━━━━━ GIVEN RECORDS
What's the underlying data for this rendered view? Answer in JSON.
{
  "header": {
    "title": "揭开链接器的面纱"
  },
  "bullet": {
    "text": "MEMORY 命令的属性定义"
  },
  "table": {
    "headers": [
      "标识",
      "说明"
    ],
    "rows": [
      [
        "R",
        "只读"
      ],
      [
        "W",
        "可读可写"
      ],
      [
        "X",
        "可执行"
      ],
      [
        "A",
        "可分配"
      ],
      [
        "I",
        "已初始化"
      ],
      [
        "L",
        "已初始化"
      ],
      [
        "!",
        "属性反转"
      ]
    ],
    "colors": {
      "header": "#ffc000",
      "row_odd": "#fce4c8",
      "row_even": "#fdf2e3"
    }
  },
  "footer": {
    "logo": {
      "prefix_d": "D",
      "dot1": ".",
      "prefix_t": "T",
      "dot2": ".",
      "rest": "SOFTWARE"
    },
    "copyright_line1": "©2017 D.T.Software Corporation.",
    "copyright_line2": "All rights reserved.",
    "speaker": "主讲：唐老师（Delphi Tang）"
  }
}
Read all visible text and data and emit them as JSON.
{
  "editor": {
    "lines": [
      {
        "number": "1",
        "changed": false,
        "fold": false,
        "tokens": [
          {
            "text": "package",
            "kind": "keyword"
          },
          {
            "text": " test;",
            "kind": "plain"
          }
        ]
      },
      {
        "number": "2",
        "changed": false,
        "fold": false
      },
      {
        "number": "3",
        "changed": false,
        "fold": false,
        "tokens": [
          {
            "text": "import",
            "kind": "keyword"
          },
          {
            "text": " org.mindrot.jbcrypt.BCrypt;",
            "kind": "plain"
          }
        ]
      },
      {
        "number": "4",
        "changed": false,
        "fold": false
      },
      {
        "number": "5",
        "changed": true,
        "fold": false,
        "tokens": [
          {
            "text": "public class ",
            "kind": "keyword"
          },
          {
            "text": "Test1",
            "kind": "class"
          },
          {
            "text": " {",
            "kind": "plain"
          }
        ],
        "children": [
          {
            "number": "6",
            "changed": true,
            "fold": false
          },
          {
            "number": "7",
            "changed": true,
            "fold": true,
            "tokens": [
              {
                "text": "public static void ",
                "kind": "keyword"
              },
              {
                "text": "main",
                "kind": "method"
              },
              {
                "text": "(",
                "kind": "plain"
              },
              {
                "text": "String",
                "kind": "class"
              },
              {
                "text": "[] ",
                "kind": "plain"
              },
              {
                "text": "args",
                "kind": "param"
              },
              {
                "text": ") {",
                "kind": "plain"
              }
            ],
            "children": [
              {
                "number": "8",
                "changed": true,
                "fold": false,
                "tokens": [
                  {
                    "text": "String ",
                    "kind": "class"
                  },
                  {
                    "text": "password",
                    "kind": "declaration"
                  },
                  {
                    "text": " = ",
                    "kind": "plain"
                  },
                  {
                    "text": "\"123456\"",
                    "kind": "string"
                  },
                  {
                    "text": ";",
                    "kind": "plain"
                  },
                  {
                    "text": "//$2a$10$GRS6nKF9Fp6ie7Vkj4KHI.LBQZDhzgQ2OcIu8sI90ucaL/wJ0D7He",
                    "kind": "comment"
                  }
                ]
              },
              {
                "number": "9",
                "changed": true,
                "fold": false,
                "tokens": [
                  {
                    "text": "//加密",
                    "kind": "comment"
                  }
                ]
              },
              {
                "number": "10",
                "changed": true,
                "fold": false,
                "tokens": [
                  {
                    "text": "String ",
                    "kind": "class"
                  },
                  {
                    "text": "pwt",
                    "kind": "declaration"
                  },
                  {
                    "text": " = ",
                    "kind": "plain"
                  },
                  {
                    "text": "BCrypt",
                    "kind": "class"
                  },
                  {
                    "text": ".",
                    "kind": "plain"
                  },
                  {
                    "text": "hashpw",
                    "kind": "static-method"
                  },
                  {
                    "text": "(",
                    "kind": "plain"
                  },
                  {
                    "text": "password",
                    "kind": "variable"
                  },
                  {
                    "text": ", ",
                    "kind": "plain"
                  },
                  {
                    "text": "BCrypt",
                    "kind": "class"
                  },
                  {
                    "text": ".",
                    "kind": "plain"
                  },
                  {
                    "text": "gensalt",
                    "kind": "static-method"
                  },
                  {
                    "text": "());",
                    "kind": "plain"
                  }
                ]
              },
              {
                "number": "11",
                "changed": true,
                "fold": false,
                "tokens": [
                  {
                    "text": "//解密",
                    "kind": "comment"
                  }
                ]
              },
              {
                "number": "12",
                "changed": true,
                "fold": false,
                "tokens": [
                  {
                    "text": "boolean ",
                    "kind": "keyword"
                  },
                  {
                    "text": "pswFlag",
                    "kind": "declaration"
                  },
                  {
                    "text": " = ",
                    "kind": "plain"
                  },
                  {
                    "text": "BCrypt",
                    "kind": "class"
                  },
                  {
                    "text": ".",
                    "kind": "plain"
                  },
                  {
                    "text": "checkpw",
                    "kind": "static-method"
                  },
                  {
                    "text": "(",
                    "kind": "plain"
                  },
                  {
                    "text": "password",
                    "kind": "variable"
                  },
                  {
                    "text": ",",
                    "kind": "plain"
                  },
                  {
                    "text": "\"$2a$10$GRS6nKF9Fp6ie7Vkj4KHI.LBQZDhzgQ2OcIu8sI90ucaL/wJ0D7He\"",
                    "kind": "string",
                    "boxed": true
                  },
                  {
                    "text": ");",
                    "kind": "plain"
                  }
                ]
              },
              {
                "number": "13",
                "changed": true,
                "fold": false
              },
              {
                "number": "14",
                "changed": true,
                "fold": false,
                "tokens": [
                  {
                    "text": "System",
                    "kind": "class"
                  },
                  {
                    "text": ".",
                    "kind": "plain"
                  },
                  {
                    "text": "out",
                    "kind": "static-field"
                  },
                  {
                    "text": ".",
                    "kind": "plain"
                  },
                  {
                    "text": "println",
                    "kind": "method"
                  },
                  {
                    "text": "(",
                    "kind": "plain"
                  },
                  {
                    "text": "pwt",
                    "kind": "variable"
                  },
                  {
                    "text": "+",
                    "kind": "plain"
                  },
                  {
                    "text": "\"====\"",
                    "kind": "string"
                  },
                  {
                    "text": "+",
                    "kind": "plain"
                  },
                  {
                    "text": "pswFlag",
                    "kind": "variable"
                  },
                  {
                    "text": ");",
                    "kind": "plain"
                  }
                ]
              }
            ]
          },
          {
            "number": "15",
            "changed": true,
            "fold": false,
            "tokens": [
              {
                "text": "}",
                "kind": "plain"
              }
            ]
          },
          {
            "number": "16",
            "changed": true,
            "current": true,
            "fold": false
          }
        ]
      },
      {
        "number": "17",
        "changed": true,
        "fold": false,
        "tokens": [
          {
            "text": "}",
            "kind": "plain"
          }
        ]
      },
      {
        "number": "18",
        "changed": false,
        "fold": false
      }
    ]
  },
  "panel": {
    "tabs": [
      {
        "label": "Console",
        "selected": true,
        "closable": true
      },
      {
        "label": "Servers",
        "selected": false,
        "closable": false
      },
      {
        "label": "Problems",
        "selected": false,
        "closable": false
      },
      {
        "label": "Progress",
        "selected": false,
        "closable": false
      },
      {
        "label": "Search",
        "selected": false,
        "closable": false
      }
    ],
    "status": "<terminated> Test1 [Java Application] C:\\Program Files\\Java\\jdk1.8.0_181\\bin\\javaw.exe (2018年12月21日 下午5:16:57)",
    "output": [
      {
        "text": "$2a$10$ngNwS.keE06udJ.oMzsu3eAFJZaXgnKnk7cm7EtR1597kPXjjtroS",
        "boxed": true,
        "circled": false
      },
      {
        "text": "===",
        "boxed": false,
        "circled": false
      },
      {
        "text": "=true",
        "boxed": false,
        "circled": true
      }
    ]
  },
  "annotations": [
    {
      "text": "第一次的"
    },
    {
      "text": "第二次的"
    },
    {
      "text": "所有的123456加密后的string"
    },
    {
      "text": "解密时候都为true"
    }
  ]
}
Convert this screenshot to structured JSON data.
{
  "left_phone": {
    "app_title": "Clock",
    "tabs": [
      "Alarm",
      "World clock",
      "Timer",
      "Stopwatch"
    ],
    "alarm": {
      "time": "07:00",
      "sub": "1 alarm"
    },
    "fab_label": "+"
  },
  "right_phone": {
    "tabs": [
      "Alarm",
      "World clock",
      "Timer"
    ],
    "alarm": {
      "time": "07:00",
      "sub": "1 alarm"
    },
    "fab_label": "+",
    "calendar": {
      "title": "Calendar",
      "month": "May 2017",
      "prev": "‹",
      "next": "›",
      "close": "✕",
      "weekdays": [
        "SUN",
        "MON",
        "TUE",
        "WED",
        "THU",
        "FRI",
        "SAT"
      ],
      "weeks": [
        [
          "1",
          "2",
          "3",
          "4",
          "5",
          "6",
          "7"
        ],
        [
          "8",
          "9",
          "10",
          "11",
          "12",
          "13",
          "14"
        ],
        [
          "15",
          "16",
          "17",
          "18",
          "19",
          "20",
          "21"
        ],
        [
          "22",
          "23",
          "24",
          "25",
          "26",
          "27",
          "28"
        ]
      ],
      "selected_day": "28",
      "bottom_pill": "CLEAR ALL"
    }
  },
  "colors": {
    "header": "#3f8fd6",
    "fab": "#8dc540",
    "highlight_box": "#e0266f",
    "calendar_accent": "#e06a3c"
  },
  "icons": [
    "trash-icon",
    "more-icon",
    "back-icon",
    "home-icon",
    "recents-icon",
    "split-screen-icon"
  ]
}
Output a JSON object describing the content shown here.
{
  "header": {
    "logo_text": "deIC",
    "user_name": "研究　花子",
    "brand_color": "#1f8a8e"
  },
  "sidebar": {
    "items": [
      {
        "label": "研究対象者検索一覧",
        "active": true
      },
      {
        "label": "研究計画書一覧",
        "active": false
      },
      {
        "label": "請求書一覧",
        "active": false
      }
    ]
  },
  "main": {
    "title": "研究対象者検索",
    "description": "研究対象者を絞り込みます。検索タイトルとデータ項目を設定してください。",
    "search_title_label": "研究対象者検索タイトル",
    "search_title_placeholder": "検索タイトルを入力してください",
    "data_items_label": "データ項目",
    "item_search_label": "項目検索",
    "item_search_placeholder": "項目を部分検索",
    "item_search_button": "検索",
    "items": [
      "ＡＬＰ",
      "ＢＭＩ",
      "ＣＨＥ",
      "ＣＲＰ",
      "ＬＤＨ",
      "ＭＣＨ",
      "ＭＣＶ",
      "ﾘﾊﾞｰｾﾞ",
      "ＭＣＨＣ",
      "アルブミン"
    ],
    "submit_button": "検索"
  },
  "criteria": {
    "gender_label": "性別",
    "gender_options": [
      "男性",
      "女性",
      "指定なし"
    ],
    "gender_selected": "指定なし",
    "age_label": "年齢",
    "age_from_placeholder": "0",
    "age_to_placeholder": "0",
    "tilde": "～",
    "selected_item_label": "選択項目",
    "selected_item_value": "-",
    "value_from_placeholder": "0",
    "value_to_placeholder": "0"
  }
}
━━━━━━━━━━
#### TASK DIRECTIONS:
Through the last line of the entries above, beginning at the line containing "Output a JSON", transcribe each line exactly, both ends included and nothing more.

#### RESPONSE BELOW:
Output a JSON object describing the content shown here.
{
  "header": {
    "logo_text": "deIC",
    "user_name": "研究　花子",
    "brand_color": "#1f8a8e"
  },
  "sidebar": {
    "items": [
      {
        "label": "研究対象者検索一覧",
        "active": true
      },
      {
        "label": "研究計画書一覧",
        "active": false
      },
      {
        "label": "請求書一覧",
        "active": false
      }
    ]
  },
  "main": {
    "title": "研究対象者検索",
    "description": "研究対象者を絞り込みます。検索タイトルとデータ項目を設定してください。",
    "search_title_label": "研究対象者検索タイトル",
    "search_title_placeholder": "検索タイトルを入力してください",
    "data_items_label": "データ項目",
    "item_search_label": "項目検索",
    "item_search_placeholder": "項目を部分検索",
    "item_search_button": "検索",
    "items": [
      "ＡＬＰ",
      "ＢＭＩ",
      "ＣＨＥ",
      "ＣＲＰ",
      "ＬＤＨ",
      "ＭＣＨ",
      "ＭＣＶ",
      "ﾘﾊﾞｰｾﾞ",
      "ＭＣＨＣ",
      "アルブミン"
    ],
    "submit_button": "検索"
  },
  "criteria": {
    "gender_label": "性別",
    "gender_options": [
      "男性",
      "女性",
      "指定なし"
    ],
    "gender_selected": "指定なし",
    "age_label": "年齢",
    "age_from_placeholder": "0",
    "age_to_placeholder": "0",
    "tilde": "～",
    "selected_item_label": "選択項目",
    "selected_item_value": "-",
    "value_from_placeholder": "0",
    "value_to_placeholder": "0"
  }
}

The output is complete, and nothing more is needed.